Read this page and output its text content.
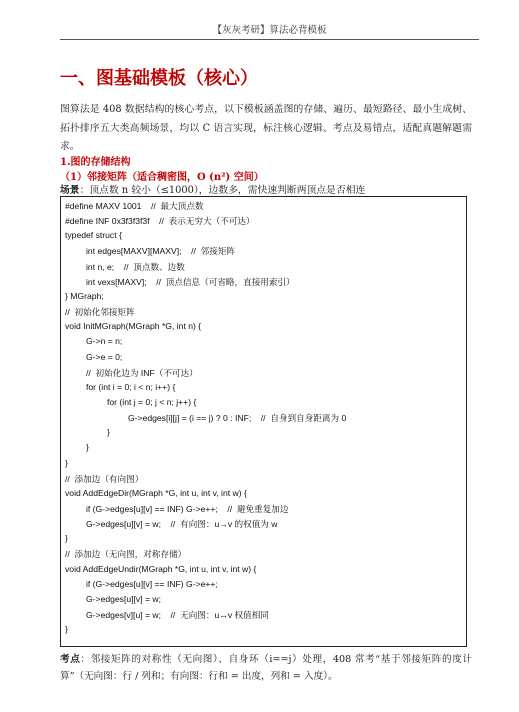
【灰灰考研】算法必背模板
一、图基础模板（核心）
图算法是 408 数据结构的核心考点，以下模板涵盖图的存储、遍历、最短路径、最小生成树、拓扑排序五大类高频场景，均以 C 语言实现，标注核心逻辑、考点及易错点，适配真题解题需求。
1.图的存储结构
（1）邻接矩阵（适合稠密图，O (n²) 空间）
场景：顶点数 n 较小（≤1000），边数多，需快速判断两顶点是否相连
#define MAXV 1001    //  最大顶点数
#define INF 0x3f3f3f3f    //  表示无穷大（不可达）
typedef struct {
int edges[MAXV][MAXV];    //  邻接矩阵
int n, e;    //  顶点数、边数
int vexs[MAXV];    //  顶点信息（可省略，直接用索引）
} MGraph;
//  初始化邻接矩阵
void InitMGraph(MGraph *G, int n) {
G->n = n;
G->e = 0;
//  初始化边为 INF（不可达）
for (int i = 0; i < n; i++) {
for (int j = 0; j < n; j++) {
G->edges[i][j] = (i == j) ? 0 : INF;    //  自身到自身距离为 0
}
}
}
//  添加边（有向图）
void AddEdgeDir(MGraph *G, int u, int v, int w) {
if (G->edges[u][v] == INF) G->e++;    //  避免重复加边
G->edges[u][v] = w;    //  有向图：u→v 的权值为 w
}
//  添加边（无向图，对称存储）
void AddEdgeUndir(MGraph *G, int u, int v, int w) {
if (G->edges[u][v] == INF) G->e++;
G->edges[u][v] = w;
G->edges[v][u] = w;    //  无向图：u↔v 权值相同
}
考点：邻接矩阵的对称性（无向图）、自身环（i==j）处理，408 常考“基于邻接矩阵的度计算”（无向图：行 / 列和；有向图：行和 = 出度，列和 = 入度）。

+-------+

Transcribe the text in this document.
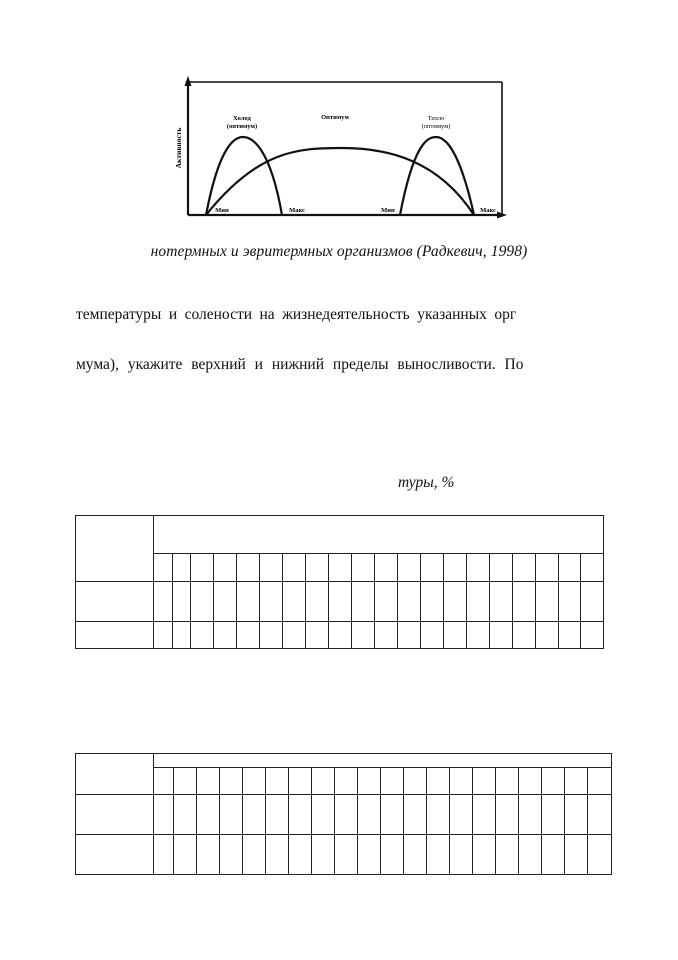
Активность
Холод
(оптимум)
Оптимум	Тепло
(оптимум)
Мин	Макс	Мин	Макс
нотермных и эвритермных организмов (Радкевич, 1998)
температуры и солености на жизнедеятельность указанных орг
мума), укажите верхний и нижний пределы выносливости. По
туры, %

+-------+

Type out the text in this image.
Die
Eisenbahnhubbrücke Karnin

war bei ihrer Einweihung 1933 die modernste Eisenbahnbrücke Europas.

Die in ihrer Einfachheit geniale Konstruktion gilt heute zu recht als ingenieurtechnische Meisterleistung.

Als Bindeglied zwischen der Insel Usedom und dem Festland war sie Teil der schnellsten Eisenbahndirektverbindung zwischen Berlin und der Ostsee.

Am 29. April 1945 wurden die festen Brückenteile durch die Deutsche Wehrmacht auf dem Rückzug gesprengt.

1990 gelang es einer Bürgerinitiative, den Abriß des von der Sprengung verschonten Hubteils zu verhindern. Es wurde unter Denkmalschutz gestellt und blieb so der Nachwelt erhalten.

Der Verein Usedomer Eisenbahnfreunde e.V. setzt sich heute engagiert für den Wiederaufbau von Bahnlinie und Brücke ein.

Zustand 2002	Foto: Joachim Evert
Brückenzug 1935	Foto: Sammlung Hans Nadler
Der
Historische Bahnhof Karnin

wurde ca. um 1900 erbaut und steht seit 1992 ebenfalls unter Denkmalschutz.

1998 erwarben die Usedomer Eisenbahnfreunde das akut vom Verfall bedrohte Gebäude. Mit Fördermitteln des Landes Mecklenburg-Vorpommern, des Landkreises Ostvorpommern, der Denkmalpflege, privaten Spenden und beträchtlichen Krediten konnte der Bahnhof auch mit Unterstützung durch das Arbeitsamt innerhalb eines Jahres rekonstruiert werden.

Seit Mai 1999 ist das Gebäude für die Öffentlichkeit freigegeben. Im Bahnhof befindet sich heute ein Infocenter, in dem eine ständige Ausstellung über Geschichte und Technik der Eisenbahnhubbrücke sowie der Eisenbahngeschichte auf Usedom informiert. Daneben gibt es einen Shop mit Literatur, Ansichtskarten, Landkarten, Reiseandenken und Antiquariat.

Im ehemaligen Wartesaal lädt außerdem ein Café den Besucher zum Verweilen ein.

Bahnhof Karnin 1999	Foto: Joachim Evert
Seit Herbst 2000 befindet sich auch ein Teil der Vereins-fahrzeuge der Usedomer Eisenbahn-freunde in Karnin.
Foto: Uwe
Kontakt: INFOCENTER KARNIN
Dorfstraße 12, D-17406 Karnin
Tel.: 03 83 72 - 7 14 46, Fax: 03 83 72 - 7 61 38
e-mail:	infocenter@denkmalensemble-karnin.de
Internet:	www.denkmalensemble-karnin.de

+-------+

Task requirements:
In the records above, find each line with the word "auch" and copy it.

Reply to the task:
1998 erwarben die Usedomer Eisenbahnfreunde das akut vom Verfall bedrohte Gebäude. Mit Fördermitteln des Landes Mecklenburg-Vorpommern, des Landkreises Ostvorpommern, der Denkmalpflege, privaten Spenden und beträchtlichen Krediten konnte der Bahnhof auch mit Unterstützung durch das Arbeitsamt innerhalb eines Jahres rekonstruiert werden.
Seit Herbst 2000 befindet sich auch ein Teil der Vereins-fahrzeuge der Usedomer Eisenbahn-freunde in Karnin.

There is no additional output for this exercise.